> What the task asks
Pick up the notes on ORM naming conventions where they stop and carry them forward.

ORM Config Metadata Convention

Overview

How to implement in ORM engine

Based on the design, the ORM class has various components thoughts

It also accepts a series of string-codes as alternative keys, "fk" for foreign key "pk" for primary key "ix" for index "ck" for check "uq" for unique constraint

Configuring a Naming Convention for a MetaData Collection MetaData.naming_convention refers to a dictionary which accepts the Index class or individual Constraint classes as keys, and Python string templates as values. It also accepts a series of string-codes as alternative keys, "fk", "pk", "ix", "ck", "uq" for foreign key, primary key, index, check, and unique constraint, respectively. The string templates in this dictionary are used whenever a constraint or index is associated with this MetaData object that does not have an existing name given (including one exception case where an existing name can be further embellished).

An example naming convention that suits basic cases is as follows:

convention = {
    "ix": "ix_%(column_0_label)s",
    "uq": "uq_%(table_name)s_%(column_0_name)s",
    "ck": "ck_%(table_name)s_%(constraint_name)s",
    "fk": "fk_%(table_name)s_%(column_0_name)s_%(referred_table_name)s",
    "pk": "pk_%(table_name)s",
}

metadata_obj = MetaData(naming_convention=convention)

and we can config the element based on the scripts, they call custom-token

import uuid


def fk_guid(constraint, table):
    str_tokens = (
        [
            table.name,
        ]
        + [element.parent.name for element in constraint.elements]
        + [element.target_fullname for element in constraint.elements]
    )
    guid = uuid.uuid5(uuid.NAMESPACE_OID, "_".join(str_tokens).encode("ascii"))
    return str(guid)


convention = {
    "fk_guid": fk_guid,
    "ix": "ix_%(column_0_label)s",
    "fk": "fk_%(fk_guid)s",
}

Naming CHECK Constraints The CheckConstraint object is configured against an arbitrary SQL expression, which can have any number of columns present, and additionally is often configured using a raw SQL string. Therefore a common convention to use with CheckConstraint is one where we expect the object to have a name already, and we then enhance it with other convention elements. A typical convention is "ck*%(table_name)s*%(constraint_name)s":

metadata*obj = MetaData( naming_convention={"ck": "ck*%(table*name)s*%(constraint_name)s"} )

Table( "foo", metadata_obj, Column("value", Integer), CheckConstraint("value > 5", name="value_gt_5"), )

> Record set
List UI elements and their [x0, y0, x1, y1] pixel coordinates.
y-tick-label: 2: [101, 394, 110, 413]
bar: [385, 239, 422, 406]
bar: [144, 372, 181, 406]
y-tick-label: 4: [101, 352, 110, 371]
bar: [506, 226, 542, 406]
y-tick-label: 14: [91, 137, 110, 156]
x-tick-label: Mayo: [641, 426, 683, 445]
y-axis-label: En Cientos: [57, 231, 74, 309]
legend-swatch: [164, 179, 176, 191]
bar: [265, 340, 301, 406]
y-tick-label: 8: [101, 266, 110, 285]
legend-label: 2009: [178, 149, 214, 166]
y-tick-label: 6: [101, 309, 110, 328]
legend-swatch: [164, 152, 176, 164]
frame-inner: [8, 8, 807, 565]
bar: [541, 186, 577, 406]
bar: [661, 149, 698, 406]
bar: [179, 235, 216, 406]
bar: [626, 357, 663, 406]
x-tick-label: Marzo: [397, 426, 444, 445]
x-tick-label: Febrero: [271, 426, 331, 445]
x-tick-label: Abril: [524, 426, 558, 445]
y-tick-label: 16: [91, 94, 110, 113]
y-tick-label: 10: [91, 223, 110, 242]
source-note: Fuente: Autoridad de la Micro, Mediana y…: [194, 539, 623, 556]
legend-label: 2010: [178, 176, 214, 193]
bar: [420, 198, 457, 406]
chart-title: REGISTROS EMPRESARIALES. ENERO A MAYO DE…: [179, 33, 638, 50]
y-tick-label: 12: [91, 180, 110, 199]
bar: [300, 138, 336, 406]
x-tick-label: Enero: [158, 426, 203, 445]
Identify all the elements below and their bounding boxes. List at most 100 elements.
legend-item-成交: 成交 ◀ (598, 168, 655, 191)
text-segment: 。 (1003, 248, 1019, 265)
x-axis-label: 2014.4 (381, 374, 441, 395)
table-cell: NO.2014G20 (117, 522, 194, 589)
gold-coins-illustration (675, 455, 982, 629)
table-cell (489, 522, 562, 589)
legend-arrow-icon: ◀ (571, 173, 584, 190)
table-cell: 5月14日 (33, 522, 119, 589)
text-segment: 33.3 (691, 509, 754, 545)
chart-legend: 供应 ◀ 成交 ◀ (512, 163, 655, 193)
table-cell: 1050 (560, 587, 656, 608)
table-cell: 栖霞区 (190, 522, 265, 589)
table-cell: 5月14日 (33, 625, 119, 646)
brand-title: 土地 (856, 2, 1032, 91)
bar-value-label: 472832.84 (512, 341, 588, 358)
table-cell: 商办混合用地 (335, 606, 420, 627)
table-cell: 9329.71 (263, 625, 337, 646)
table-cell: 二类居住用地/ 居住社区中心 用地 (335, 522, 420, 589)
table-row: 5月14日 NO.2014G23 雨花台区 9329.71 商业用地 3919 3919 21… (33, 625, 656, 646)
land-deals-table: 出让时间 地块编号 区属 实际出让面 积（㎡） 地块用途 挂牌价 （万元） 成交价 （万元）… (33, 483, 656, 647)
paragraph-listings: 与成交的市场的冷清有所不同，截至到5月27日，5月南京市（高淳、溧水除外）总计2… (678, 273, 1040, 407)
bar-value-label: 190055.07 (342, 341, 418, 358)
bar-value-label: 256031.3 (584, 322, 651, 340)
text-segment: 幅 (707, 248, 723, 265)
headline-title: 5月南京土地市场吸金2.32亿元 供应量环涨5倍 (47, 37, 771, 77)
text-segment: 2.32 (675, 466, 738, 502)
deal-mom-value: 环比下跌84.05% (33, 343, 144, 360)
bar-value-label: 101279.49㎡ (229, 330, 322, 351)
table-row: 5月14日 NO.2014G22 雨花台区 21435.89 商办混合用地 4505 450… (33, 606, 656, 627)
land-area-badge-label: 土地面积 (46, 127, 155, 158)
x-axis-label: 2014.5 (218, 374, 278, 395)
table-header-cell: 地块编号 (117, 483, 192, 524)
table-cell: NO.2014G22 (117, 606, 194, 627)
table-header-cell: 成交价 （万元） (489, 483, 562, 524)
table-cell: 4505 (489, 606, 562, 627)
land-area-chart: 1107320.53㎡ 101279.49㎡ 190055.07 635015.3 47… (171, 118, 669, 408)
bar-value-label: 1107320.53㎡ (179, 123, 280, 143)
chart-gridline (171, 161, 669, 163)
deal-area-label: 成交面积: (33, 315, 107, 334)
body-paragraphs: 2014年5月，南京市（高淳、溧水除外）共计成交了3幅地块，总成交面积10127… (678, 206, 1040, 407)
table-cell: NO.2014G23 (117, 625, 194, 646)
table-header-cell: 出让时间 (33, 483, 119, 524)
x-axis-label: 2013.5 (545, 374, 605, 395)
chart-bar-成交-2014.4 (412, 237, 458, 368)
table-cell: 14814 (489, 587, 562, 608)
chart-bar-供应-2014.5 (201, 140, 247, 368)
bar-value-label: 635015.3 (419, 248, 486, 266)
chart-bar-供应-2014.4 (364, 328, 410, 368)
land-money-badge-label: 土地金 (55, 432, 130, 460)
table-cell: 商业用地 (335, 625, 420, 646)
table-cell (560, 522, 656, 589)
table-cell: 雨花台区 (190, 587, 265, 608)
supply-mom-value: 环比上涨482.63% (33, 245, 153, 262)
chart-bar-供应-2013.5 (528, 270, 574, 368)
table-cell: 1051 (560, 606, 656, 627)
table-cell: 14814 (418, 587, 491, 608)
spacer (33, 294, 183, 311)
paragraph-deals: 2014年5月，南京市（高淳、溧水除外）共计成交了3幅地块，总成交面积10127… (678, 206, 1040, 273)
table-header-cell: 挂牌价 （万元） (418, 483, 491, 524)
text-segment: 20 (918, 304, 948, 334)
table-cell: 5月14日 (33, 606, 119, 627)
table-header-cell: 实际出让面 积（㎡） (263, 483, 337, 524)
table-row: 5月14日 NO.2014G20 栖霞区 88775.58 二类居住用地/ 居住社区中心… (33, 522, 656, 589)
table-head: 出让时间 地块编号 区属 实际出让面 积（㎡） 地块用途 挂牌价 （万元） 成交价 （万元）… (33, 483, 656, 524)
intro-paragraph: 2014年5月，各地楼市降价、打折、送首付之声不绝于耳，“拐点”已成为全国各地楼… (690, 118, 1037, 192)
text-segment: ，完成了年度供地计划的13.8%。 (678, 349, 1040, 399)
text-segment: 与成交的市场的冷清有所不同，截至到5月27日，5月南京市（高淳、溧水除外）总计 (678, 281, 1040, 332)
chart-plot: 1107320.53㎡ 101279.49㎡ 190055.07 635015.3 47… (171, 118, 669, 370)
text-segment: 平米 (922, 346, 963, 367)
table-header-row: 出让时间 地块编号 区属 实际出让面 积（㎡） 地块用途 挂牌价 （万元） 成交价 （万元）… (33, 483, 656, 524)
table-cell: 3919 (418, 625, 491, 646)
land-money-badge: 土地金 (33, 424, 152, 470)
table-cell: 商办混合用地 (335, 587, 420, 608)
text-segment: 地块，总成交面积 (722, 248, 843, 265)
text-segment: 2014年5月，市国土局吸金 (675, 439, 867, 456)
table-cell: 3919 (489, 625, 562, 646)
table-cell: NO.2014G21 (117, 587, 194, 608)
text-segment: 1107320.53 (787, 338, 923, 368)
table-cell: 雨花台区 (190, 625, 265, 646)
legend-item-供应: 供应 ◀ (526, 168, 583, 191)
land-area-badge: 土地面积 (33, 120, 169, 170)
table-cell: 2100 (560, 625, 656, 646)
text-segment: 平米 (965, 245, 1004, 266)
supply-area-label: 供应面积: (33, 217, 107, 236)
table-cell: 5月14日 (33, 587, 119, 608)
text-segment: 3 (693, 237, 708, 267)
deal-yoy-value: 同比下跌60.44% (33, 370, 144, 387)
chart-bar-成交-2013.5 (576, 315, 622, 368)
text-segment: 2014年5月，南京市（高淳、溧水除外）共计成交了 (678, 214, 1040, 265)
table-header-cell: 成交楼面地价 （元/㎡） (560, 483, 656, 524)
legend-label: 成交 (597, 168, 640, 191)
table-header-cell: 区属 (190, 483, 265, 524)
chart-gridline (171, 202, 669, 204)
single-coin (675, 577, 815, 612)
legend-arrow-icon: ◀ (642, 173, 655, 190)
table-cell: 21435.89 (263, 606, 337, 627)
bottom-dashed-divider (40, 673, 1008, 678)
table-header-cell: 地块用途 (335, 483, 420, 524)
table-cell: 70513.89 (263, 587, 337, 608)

> Exercise answer
Very well document at https://docs.sqlalchemy.org/en/20/core/constraints.html

For the list of conventions

https://docs.sqlalchemy.org/en/20/core/metadata.html#sqlalchemy.schema.MetaData.params.naming_convention

The built-in names are as follows, some of which may only be available for certain types of constraint:

%(table_name)s - the name of the Table object associated with the constraint.

%(referred_table_name)s - the name of the Table object associated with the referencing target of a ForeignKeyConstraint.

%(column_0_name)s - the name of the Column at index position "0" within the constraint.

%(column_0N_name)s - the name of all Column objects in order within the constraint, joined without a separator.

%(column_0_N_name)s - the name of all Column objects in order within the constraint, joined with an underscore as a separator.

%(column_0_label)s, %(column_0N_label)s, %(column_0_N_label)s - the label of either the zeroth Column or all Columns, separated with or without an underscore

%(column_0_key)s, %(column_0N_key)s, %(column_0_N_key)s - the key of either the zeroth Column or all Columns, separated with or without an underscore

%(referred_column_0_name)s, %(referred_column_0N_name)s %(referred_column_0_N_name)s, %(referred_column_0_key)s, %(referred_column_0N_key)s, … column tokens which render the names/keys/labels of columns that are referenced by a ForeignKeyConstraint.

%(constraint_name)s - a special key that refers to the existing name given to the constraint. When this key is present, the Constraint object’s existing name will be replaced with one that is composed from template string that uses this token. When this token is present, it is required that the Constraint is given an explicit name ahead of time.

user-defined: any additional token may be implemented by passing it along with a fn(constraint, table) callable to the naming_convention dictionary.